======== RECORDS TO USE
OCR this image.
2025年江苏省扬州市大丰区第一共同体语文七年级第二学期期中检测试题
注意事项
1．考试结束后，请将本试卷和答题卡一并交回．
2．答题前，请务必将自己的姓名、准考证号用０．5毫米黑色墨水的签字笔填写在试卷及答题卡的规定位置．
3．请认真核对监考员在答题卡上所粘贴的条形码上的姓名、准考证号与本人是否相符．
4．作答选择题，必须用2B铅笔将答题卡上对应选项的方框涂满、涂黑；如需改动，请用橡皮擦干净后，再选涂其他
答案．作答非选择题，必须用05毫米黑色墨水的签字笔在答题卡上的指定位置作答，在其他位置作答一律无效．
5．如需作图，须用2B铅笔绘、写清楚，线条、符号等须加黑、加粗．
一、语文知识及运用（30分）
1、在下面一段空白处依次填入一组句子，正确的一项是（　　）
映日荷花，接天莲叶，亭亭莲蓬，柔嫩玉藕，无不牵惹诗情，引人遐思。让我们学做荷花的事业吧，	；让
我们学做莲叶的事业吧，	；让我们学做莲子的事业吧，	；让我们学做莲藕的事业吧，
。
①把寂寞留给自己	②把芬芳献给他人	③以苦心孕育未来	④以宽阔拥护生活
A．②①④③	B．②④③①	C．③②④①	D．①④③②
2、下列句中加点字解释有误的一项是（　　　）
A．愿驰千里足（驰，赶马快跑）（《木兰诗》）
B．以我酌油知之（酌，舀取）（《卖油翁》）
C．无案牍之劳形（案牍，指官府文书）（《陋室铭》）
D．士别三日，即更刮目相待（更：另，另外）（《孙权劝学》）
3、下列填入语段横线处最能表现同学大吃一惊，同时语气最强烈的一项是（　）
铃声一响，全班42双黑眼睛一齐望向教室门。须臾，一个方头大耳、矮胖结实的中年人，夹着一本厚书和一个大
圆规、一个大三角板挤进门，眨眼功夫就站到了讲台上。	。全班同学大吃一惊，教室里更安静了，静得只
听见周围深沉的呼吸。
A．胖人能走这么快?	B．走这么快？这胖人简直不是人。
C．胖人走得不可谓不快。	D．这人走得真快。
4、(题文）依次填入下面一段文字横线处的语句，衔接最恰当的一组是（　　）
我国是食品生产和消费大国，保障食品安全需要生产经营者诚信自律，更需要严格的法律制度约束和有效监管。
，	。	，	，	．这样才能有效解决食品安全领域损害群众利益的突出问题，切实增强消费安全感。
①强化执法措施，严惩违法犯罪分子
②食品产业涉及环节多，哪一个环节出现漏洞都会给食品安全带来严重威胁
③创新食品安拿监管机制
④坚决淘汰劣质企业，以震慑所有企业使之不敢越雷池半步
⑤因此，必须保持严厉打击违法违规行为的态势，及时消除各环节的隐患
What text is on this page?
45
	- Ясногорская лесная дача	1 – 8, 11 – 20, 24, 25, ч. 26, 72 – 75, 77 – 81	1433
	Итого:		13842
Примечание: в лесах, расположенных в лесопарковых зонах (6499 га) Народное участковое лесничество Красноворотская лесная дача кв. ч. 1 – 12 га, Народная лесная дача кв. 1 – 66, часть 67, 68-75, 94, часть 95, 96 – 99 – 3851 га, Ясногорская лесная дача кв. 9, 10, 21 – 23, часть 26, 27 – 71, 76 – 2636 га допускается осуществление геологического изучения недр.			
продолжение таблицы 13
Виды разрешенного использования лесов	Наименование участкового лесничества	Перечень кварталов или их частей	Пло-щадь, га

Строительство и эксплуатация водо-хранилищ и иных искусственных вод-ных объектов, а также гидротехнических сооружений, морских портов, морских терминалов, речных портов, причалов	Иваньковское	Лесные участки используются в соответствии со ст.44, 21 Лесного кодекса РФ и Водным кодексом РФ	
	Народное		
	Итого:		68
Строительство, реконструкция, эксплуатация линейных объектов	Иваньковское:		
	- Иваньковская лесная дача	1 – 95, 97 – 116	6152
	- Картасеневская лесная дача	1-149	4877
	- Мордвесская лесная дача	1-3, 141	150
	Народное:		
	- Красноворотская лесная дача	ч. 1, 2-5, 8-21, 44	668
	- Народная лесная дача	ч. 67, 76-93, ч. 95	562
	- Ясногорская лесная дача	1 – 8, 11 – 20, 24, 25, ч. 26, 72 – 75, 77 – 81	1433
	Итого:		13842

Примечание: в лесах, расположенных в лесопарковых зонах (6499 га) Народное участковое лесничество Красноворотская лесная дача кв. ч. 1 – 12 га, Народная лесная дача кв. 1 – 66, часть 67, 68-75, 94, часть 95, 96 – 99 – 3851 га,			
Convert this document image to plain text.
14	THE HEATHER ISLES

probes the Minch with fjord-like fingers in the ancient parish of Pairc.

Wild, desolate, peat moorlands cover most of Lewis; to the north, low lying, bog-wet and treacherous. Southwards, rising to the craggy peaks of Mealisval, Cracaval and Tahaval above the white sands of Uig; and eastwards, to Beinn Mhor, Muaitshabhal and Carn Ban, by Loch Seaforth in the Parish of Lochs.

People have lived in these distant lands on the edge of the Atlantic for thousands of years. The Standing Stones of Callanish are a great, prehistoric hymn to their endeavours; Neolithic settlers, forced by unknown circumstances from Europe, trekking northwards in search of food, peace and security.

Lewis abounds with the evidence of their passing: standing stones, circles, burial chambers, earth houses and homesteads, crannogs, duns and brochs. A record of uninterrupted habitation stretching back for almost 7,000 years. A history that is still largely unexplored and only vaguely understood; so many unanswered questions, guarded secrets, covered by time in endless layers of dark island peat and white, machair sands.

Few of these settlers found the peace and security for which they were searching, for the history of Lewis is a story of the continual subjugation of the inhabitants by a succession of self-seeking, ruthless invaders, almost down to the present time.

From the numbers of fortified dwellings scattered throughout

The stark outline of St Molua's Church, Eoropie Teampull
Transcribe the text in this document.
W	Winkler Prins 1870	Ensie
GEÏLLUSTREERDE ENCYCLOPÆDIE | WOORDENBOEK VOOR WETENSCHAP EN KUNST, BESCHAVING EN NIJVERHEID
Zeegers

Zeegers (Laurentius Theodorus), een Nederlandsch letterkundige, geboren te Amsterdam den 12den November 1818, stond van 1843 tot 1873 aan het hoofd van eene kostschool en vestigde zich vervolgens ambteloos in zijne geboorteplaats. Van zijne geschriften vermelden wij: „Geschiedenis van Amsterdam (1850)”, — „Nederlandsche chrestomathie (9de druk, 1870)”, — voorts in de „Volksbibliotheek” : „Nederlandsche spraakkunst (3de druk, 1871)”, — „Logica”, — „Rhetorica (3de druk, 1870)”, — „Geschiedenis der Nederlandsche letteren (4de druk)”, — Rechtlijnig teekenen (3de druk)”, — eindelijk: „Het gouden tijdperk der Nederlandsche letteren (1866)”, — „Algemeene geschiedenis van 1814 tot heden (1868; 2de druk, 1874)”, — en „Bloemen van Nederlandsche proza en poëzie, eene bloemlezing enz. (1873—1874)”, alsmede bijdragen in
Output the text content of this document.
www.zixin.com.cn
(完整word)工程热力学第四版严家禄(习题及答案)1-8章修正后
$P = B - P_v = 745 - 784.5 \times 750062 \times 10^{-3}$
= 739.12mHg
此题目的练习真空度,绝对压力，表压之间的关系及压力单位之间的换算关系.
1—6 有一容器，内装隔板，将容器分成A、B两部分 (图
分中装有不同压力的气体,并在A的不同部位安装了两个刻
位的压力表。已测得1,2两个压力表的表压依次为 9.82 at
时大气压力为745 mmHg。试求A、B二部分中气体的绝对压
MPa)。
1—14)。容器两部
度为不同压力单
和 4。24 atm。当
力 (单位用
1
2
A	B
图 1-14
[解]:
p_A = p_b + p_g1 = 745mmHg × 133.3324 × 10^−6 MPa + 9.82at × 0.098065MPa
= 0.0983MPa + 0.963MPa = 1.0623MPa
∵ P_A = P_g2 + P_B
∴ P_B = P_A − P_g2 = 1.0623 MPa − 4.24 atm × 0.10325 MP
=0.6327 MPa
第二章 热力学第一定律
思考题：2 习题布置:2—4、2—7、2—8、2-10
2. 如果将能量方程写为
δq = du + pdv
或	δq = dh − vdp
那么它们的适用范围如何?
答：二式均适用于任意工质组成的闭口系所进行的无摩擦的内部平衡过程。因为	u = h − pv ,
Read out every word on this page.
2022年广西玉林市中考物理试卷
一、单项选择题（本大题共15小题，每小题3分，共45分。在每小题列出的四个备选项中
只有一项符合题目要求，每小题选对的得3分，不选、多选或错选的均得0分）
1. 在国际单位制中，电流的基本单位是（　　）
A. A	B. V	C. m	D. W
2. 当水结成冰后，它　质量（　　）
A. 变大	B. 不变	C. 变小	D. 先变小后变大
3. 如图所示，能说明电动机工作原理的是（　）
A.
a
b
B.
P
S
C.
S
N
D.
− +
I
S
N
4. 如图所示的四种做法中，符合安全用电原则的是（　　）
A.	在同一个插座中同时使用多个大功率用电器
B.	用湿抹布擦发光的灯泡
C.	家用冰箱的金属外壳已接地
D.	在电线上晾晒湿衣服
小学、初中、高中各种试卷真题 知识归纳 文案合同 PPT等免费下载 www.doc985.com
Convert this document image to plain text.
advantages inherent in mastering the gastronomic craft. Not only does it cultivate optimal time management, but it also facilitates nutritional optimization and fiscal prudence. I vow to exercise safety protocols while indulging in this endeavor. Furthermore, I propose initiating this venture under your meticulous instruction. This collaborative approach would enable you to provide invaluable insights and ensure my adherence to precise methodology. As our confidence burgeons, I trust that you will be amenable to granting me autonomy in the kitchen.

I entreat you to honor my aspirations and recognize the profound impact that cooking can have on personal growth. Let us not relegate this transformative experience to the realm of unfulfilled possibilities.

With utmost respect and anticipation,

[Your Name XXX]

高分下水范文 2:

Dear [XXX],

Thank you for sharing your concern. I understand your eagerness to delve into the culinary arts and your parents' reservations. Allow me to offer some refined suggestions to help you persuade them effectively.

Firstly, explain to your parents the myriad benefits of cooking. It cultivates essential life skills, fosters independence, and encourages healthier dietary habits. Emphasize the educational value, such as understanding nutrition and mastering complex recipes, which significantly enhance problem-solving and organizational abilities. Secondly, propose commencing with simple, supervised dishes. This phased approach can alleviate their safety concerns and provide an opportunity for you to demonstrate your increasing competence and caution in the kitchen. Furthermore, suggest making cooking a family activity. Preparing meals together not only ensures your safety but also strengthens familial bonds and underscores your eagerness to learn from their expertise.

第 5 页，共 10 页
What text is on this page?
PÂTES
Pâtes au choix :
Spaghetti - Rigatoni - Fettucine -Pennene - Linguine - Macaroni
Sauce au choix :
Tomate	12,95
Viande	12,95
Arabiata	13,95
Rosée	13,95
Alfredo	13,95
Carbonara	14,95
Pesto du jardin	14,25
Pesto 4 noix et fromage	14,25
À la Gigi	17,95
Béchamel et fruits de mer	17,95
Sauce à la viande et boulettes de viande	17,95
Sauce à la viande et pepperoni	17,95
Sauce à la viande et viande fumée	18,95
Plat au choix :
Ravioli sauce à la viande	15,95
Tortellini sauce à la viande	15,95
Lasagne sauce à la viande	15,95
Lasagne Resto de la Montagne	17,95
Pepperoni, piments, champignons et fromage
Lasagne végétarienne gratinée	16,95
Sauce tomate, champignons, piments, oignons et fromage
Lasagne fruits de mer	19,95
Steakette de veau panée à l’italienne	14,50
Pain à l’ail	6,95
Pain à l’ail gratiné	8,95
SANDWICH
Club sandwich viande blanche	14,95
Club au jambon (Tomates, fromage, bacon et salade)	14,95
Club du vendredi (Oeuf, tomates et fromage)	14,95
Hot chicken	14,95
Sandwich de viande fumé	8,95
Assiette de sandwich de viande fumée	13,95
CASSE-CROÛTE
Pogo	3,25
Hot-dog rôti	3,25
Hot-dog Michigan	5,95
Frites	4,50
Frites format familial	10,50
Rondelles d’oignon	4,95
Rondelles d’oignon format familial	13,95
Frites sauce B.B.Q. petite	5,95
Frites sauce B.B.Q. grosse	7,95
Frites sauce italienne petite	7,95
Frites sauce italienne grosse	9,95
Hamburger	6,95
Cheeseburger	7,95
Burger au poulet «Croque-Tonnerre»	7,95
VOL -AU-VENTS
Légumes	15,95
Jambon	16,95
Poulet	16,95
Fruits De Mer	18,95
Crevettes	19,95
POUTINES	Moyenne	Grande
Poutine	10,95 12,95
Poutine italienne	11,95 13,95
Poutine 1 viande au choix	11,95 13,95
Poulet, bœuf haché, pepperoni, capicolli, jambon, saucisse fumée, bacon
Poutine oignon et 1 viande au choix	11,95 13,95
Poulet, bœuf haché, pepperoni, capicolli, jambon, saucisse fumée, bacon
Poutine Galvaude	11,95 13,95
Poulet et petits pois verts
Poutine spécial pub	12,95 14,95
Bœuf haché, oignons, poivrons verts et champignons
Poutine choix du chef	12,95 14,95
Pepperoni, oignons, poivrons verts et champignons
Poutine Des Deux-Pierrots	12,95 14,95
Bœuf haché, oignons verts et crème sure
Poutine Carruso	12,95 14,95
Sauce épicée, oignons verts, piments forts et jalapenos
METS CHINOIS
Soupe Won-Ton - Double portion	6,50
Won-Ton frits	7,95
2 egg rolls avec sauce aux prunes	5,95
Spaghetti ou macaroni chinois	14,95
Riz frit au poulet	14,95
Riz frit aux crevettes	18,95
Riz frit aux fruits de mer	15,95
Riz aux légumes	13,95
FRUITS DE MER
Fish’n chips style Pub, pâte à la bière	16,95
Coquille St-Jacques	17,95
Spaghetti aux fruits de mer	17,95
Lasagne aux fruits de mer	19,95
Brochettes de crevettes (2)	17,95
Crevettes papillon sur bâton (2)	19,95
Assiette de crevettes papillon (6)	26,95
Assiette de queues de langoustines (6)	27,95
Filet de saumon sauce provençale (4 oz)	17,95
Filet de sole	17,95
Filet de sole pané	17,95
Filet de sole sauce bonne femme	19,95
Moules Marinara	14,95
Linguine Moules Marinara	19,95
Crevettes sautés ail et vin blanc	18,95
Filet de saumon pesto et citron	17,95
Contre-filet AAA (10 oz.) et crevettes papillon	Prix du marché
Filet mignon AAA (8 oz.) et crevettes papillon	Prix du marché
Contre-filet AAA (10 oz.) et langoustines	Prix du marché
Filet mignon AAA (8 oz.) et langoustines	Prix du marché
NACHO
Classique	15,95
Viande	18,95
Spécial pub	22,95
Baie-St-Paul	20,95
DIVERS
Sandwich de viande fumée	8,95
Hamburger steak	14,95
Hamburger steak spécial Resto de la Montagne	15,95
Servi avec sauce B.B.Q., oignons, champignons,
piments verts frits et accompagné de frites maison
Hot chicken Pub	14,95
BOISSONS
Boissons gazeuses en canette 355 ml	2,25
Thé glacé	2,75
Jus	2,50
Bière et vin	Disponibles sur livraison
================
**WHAT IS ASKED:** Select all lines in the listing above where the word "объектов" appears, and show them.

**SOLUTION TO THIS PROBLEM:**
Строительство и эксплуатация водо-хранилищ и иных искусственных вод-ных объектов, а также гидротехнических сооружений, морских портов, морских терминалов, речных портов, причалов	Иваньковское	Лесные участки используются в соответствии со ст.44, 21 Лесного кодекса РФ и Водным кодексом РФ	
Строительство, реконструкция, эксплуатация линейных объектов	Иваньковское:		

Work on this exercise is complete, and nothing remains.